Retype every entry in its entirety, without alteration.

Excerpt from a dataset
————
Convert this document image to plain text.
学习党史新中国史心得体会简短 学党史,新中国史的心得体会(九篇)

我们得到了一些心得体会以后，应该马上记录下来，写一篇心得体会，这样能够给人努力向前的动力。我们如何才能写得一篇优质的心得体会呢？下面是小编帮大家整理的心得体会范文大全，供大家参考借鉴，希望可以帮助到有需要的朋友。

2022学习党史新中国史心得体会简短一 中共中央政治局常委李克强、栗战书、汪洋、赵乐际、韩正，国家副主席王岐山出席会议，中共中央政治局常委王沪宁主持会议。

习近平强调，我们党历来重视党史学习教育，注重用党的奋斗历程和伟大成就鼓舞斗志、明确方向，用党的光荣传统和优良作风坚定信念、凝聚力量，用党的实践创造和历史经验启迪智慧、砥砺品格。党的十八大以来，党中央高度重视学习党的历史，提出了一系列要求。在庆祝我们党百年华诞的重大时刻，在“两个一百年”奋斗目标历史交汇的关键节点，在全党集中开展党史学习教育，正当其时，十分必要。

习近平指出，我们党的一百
————
The output
Convert this document image to plain text.
学习党史新中国史心得体会简短 学党史,新中国史的心得体会(九篇)

我们得到了一些心得体会以后，应该马上记录下来，写一篇心得体会，这样能够给人努力向前的动力。我们如何才能写得一篇优质的心得体会呢？下面是小编帮大家整理的心得体会范文大全，供大家参考借鉴，希望可以帮助到有需要的朋友。

2022学习党史新中国史心得体会简短一 中共中央政治局常委李克强、栗战书、汪洋、赵乐际、韩正，国家副主席王岐山出席会议，中共中央政治局常委王沪宁主持会议。

习近平强调，我们党历来重视党史学习教育，注重用党的奋斗历程和伟大成就鼓舞斗志、明确方向，用党的光荣传统和优良作风坚定信念、凝聚力量，用党的实践创造和历史经验启迪智慧、砥砺品格。党的十八大以来，党中央高度重视学习党的历史，提出了一系列要求。在庆祝我们党百年华诞的重大时刻，在“两个一百年”奋斗目标历史交汇的关键节点，在全党集中开展党史学习教育，正当其时，十分必要。

习近平指出，我们党的一百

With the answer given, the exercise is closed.